→ **REQUIREMENTS**
Give back the full material, exactly as it reads.

→ **RECORDS**
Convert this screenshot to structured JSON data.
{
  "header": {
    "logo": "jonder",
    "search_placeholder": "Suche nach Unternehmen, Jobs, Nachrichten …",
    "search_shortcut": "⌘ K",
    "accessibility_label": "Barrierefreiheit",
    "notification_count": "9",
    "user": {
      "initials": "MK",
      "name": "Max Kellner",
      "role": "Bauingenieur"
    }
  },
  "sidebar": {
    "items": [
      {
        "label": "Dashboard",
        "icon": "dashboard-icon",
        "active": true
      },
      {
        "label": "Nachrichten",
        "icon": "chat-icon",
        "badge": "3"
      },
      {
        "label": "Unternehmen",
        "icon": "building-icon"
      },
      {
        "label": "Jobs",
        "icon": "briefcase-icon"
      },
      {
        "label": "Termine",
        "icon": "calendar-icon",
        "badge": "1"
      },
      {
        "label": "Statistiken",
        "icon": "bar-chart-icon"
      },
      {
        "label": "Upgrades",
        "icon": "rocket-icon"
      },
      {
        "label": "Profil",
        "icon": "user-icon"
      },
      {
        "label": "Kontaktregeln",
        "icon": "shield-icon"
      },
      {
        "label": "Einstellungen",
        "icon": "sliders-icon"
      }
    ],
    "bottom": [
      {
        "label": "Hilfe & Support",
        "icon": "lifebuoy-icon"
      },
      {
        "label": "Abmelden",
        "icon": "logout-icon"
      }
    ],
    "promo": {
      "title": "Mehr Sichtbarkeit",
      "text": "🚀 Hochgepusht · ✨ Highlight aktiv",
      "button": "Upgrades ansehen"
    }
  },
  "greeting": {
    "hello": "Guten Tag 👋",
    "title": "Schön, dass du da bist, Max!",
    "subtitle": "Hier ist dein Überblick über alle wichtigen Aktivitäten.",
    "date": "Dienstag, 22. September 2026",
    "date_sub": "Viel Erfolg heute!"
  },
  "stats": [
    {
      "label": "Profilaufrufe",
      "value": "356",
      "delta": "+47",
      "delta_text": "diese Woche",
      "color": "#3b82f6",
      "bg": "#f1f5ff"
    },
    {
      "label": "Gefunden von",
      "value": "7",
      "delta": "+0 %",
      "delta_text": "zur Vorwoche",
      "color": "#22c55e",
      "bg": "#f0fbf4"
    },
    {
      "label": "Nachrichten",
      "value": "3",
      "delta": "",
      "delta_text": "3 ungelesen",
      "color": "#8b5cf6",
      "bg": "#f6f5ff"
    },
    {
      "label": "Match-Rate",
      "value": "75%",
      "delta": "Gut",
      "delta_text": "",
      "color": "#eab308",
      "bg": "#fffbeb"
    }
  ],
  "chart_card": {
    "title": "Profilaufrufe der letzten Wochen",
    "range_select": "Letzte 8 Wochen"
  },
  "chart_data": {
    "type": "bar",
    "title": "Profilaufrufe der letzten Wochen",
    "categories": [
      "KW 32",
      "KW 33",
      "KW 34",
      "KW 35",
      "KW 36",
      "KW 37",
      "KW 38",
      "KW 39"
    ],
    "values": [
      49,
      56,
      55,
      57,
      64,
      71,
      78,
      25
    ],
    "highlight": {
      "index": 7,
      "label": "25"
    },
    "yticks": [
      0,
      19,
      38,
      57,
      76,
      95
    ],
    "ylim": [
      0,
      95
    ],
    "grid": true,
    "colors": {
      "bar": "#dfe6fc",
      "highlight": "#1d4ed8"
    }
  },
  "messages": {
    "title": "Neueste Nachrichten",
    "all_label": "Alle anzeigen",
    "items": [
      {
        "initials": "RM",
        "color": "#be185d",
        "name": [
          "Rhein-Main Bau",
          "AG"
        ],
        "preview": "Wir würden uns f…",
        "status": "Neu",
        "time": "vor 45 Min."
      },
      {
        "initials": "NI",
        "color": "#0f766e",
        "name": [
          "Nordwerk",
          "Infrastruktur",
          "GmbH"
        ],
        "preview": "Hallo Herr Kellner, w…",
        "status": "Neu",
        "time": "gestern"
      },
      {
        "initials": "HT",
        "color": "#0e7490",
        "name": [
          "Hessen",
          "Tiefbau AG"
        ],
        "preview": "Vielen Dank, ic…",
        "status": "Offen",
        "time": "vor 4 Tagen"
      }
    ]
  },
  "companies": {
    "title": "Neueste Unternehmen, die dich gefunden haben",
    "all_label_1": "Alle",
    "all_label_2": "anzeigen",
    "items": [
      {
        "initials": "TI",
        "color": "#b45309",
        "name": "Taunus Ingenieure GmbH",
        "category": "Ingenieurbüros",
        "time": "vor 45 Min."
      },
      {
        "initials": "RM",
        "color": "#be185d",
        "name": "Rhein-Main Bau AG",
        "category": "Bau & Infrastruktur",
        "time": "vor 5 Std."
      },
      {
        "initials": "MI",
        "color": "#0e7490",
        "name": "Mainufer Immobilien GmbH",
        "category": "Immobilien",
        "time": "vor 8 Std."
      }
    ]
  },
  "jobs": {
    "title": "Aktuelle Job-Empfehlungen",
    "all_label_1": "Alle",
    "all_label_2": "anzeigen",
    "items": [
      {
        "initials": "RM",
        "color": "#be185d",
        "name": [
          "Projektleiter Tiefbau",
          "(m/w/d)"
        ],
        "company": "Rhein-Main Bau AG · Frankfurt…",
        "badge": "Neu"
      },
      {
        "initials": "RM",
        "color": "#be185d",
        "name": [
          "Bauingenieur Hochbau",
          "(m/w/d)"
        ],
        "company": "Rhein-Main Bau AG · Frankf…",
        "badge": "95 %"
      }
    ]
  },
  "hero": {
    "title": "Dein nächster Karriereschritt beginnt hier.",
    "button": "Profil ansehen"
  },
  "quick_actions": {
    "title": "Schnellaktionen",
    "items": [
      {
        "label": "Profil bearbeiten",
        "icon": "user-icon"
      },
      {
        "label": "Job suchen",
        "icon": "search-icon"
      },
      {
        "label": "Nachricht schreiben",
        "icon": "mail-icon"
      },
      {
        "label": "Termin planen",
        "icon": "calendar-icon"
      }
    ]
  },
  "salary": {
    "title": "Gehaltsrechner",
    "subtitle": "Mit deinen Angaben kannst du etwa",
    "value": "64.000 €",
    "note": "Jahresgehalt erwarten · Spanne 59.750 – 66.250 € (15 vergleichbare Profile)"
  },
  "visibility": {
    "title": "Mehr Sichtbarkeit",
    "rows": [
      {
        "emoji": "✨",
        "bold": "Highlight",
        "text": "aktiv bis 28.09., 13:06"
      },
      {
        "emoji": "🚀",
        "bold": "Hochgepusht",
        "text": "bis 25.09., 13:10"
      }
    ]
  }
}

→ **WRITTEN ANSWER**
Convert this screenshot to structured JSON data.
{
  "header": {
    "logo": "jonder",
    "search_placeholder": "Suche nach Unternehmen, Jobs, Nachrichten …",
    "search_shortcut": "⌘ K",
    "accessibility_label": "Barrierefreiheit",
    "notification_count": "9",
    "user": {
      "initials": "MK",
      "name": "Max Kellner",
      "role": "Bauingenieur"
    }
  },
  "sidebar": {
    "items": [
      {
        "label": "Dashboard",
        "icon": "dashboard-icon",
        "active": true
      },
      {
        "label": "Nachrichten",
        "icon": "chat-icon",
        "badge": "3"
      },
      {
        "label": "Unternehmen",
        "icon": "building-icon"
      },
      {
        "label": "Jobs",
        "icon": "briefcase-icon"
      },
      {
        "label": "Termine",
        "icon": "calendar-icon",
        "badge": "1"
      },
      {
        "label": "Statistiken",
        "icon": "bar-chart-icon"
      },
      {
        "label": "Upgrades",
        "icon": "rocket-icon"
      },
      {
        "label": "Profil",
        "icon": "user-icon"
      },
      {
        "label": "Kontaktregeln",
        "icon": "shield-icon"
      },
      {
        "label": "Einstellungen",
        "icon": "sliders-icon"
      }
    ],
    "bottom": [
      {
        "label": "Hilfe & Support",
        "icon": "lifebuoy-icon"
      },
      {
        "label": "Abmelden",
        "icon": "logout-icon"
      }
    ],
    "promo": {
      "title": "Mehr Sichtbarkeit",
      "text": "🚀 Hochgepusht · ✨ Highlight aktiv",
      "button": "Upgrades ansehen"
    }
  },
  "greeting": {
    "hello": "Guten Tag 👋",
    "title": "Schön, dass du da bist, Max!",
    "subtitle": "Hier ist dein Überblick über alle wichtigen Aktivitäten.",
    "date": "Dienstag, 22. September 2026",
    "date_sub": "Viel Erfolg heute!"
  },
  "stats": [
    {
      "label": "Profilaufrufe",
      "value": "356",
      "delta": "+47",
      "delta_text": "diese Woche",
      "color": "#3b82f6",
      "bg": "#f1f5ff"
    },
    {
      "label": "Gefunden von",
      "value": "7",
      "delta": "+0 %",
      "delta_text": "zur Vorwoche",
      "color": "#22c55e",
      "bg": "#f0fbf4"
    },
    {
      "label": "Nachrichten",
      "value": "3",
      "delta": "",
      "delta_text": "3 ungelesen",
      "color": "#8b5cf6",
      "bg": "#f6f5ff"
    },
    {
      "label": "Match-Rate",
      "value": "75%",
      "delta": "Gut",
      "delta_text": "",
      "color": "#eab308",
      "bg": "#fffbeb"
    }
  ],
  "chart_card": {
    "title": "Profilaufrufe der letzten Wochen",
    "range_select": "Letzte 8 Wochen"
  },
  "chart_data": {
    "type": "bar",
    "title": "Profilaufrufe der letzten Wochen",
    "categories": [
      "KW 32",
      "KW 33",
      "KW 34",
      "KW 35",
      "KW 36",
      "KW 37",
      "KW 38",
      "KW 39"
    ],
    "values": [
      49,
      56,
      55,
      57,
      64,
      71,
      78,
      25
    ],
    "highlight": {
      "index": 7,
      "label": "25"
    },
    "yticks": [
      0,
      19,
      38,
      57,
      76,
      95
    ],
    "ylim": [
      0,
      95
    ],
    "grid": true,
    "colors": {
      "bar": "#dfe6fc",
      "highlight": "#1d4ed8"
    }
  },
  "messages": {
    "title": "Neueste Nachrichten",
    "all_label": "Alle anzeigen",
    "items": [
      {
        "initials": "RM",
        "color": "#be185d",
        "name": [
          "Rhein-Main Bau",
          "AG"
        ],
        "preview": "Wir würden uns f…",
        "status": "Neu",
        "time": "vor 45 Min."
      },
      {
        "initials": "NI",
        "color": "#0f766e",
        "name": [
          "Nordwerk",
          "Infrastruktur",
          "GmbH"
        ],
        "preview": "Hallo Herr Kellner, w…",
        "status": "Neu",
        "time": "gestern"
      },
      {
        "initials": "HT",
        "color": "#0e7490",
        "name": [
          "Hessen",
          "Tiefbau AG"
        ],
        "preview": "Vielen Dank, ic…",
        "status": "Offen",
        "time": "vor 4 Tagen"
      }
    ]
  },
  "companies": {
    "title": "Neueste Unternehmen, die dich gefunden haben",
    "all_label_1": "Alle",
    "all_label_2": "anzeigen",
    "items": [
      {
        "initials": "TI",
        "color": "#b45309",
        "name": "Taunus Ingenieure GmbH",
        "category": "Ingenieurbüros",
        "time": "vor 45 Min."
      },
      {
        "initials": "RM",
        "color": "#be185d",
        "name": "Rhein-Main Bau AG",
        "category": "Bau & Infrastruktur",
        "time": "vor 5 Std."
      },
      {
        "initials": "MI",
        "color": "#0e7490",
        "name": "Mainufer Immobilien GmbH",
        "category": "Immobilien",
        "time": "vor 8 Std."
      }
    ]
  },
  "jobs": {
    "title": "Aktuelle Job-Empfehlungen",
    "all_label_1": "Alle",
    "all_label_2": "anzeigen",
    "items": [
      {
        "initials": "RM",
        "color": "#be185d",
        "name": [
          "Projektleiter Tiefbau",
          "(m/w/d)"
        ],
        "company": "Rhein-Main Bau AG · Frankfurt…",
        "badge": "Neu"
      },
      {
        "initials": "RM",
        "color": "#be185d",
        "name": [
          "Bauingenieur Hochbau",
          "(m/w/d)"
        ],
        "company": "Rhein-Main Bau AG · Frankf…",
        "badge": "95 %"
      }
    ]
  },
  "hero": {
    "title": "Dein nächster Karriereschritt beginnt hier.",
    "button": "Profil ansehen"
  },
  "quick_actions": {
    "title": "Schnellaktionen",
    "items": [
      {
        "label": "Profil bearbeiten",
        "icon": "user-icon"
      },
      {
        "label": "Job suchen",
        "icon": "search-icon"
      },
      {
        "label": "Nachricht schreiben",
        "icon": "mail-icon"
      },
      {
        "label": "Termin planen",
        "icon": "calendar-icon"
      }
    ]
  },
  "salary": {
    "title": "Gehaltsrechner",
    "subtitle": "Mit deinen Angaben kannst du etwa",
    "value": "64.000 €",
    "note": "Jahresgehalt erwarten · Spanne 59.750 – 66.250 € (15 vergleichbare Profile)"
  },
  "visibility": {
    "title": "Mehr Sichtbarkeit",
    "rows": [
      {
        "emoji": "✨",
        "bold": "Highlight",
        "text": "aktiv bis 28.09., 13:06"
      },
      {
        "emoji": "🚀",
        "bold": "Hochgepusht",
        "text": "bis 25.09., 13:10"
      }
    ]
  }
}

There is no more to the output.